To be done:
Look through the listing for the word "mondo". Copy each line that has it.

━━━ Supplied data

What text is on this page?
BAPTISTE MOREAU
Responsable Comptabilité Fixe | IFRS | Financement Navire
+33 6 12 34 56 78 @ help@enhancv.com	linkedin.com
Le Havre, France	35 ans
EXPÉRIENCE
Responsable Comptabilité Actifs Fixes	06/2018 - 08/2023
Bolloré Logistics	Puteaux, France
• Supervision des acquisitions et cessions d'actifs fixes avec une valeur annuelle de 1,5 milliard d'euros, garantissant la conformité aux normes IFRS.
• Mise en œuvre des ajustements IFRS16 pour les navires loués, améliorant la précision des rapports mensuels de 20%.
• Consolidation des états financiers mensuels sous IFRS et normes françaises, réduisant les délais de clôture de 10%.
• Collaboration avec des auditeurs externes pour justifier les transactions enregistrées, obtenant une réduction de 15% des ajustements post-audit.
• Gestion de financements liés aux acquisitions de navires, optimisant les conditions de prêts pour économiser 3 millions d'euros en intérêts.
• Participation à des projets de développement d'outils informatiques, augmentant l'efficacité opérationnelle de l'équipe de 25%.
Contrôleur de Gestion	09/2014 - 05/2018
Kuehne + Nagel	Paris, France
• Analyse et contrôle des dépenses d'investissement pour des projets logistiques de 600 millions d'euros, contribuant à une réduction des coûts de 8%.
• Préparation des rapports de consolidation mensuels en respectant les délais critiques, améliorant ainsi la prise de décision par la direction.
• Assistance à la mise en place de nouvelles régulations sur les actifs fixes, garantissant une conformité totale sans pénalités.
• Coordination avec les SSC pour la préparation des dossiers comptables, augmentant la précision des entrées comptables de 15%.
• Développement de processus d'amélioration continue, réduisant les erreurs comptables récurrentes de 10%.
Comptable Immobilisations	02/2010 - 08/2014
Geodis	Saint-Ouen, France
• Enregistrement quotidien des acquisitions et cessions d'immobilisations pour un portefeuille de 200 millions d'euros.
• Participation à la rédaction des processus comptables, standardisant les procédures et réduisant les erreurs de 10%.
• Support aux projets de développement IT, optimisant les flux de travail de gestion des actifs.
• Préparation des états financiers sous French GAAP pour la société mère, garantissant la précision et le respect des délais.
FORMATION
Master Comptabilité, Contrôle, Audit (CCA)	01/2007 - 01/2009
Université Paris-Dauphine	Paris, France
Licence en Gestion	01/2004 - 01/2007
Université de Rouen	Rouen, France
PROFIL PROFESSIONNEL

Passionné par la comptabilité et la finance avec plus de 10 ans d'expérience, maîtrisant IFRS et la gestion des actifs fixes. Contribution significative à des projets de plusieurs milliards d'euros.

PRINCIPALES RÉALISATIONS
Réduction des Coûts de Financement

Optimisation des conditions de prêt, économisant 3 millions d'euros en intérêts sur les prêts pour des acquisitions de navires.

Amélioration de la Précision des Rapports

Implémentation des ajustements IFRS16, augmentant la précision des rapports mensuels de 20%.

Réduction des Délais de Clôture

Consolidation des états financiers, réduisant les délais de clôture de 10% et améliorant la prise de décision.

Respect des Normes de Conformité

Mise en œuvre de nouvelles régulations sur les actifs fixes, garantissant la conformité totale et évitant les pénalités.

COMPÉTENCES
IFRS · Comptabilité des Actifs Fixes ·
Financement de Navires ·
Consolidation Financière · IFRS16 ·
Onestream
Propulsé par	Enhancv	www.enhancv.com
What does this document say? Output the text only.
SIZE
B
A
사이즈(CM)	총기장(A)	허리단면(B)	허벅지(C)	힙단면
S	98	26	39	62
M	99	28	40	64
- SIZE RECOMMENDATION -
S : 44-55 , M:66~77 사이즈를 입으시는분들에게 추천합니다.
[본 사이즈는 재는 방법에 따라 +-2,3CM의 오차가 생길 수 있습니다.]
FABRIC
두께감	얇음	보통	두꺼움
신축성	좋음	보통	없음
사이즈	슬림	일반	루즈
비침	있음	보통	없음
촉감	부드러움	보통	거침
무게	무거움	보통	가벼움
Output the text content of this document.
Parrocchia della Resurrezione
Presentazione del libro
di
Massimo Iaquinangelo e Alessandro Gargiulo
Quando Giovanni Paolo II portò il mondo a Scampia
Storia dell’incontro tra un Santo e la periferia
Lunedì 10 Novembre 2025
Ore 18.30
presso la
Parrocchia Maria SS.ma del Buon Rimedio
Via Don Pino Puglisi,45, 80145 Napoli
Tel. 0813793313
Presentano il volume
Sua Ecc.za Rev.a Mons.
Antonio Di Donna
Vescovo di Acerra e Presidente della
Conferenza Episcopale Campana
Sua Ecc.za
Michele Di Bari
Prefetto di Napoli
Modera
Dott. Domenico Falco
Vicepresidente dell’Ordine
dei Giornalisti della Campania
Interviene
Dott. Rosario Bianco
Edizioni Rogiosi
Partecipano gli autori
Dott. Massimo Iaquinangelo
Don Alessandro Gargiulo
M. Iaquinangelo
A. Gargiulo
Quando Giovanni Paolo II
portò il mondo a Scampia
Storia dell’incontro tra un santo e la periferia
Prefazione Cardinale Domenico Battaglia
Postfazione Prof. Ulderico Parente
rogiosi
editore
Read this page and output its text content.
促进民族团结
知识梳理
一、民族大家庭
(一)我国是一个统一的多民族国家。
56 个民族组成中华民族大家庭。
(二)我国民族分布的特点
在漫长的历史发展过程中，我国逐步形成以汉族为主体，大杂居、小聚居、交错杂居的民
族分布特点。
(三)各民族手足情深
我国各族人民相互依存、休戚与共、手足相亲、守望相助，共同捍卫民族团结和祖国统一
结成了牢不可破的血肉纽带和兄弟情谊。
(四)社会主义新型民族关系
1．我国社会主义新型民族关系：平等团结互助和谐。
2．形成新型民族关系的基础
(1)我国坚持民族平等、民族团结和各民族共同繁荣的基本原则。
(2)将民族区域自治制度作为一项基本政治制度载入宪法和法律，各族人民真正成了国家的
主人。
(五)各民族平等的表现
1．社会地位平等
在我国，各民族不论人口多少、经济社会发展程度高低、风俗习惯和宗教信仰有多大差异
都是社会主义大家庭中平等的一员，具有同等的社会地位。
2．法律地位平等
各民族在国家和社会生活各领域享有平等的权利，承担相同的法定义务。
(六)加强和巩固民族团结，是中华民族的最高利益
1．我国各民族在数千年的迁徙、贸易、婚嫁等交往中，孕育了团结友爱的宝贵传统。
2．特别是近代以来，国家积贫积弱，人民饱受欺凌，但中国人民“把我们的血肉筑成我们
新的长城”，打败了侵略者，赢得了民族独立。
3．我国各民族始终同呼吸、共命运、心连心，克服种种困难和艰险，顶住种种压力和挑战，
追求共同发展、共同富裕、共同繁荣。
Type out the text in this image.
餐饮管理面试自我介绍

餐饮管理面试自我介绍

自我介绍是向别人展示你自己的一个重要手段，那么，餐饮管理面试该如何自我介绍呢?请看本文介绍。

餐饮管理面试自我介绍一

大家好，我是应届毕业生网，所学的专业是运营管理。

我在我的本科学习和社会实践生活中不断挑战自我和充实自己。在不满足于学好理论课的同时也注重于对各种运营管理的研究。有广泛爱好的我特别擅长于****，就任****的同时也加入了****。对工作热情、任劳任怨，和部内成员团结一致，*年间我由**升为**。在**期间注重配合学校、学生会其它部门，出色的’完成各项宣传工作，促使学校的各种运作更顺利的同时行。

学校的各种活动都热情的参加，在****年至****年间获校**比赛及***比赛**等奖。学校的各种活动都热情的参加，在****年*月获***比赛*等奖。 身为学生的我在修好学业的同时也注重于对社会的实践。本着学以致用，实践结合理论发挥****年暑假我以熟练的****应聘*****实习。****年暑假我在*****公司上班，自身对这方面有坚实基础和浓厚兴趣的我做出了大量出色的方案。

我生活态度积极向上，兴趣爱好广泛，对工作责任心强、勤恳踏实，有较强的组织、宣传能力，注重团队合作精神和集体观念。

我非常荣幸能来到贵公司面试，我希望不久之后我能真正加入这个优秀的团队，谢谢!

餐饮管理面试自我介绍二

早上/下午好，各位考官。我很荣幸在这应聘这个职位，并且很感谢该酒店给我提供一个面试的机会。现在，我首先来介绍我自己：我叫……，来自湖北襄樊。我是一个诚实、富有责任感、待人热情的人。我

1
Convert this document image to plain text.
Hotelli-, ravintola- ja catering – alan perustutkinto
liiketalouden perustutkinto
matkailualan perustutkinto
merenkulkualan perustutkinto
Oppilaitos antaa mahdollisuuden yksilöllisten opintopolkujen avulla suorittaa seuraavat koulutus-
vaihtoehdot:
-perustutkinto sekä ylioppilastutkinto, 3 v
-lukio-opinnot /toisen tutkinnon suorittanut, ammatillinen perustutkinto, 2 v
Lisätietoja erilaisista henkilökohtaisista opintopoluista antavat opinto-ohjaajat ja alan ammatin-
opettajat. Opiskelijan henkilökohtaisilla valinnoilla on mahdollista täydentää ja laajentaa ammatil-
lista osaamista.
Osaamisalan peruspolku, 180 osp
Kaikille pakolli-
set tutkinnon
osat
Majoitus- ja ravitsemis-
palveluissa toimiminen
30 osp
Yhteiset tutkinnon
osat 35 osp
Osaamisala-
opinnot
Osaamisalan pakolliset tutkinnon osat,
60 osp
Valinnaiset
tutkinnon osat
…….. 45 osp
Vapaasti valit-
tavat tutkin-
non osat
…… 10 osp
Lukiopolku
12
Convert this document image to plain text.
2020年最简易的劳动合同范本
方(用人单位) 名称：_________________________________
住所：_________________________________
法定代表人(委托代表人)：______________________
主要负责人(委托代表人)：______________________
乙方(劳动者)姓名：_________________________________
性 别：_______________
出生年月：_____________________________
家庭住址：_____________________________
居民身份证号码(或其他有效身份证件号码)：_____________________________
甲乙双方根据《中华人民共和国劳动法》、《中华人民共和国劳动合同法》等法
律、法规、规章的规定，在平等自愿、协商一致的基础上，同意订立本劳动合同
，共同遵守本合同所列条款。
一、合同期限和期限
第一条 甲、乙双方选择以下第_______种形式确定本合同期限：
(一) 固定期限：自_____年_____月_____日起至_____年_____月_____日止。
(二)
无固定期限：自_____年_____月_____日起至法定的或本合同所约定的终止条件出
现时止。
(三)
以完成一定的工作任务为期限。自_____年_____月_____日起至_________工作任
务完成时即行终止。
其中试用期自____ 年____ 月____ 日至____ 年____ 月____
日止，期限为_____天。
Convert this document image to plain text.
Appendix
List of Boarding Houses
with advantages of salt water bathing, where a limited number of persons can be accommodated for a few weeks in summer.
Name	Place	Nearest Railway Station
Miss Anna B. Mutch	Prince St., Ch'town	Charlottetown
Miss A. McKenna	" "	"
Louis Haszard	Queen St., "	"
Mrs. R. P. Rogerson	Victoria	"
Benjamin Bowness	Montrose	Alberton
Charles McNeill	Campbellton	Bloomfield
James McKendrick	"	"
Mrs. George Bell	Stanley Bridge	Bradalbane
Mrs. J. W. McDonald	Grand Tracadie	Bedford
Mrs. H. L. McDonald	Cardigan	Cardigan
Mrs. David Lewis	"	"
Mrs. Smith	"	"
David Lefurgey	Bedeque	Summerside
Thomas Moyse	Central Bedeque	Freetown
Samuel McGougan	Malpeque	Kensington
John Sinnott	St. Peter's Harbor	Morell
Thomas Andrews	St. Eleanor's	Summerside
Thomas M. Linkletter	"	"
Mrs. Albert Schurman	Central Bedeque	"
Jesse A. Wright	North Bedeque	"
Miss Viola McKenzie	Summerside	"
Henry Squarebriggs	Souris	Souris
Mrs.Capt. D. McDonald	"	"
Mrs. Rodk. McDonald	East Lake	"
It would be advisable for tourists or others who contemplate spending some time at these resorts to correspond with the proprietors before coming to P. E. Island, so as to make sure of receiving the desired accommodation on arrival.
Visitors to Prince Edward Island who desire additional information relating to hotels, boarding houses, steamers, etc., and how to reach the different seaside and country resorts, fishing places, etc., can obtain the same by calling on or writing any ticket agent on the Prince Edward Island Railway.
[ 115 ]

━━━━━━

Exercise output:
Quando Giovanni Paolo II portò il mondo a Scampia
portò il mondo a Scampia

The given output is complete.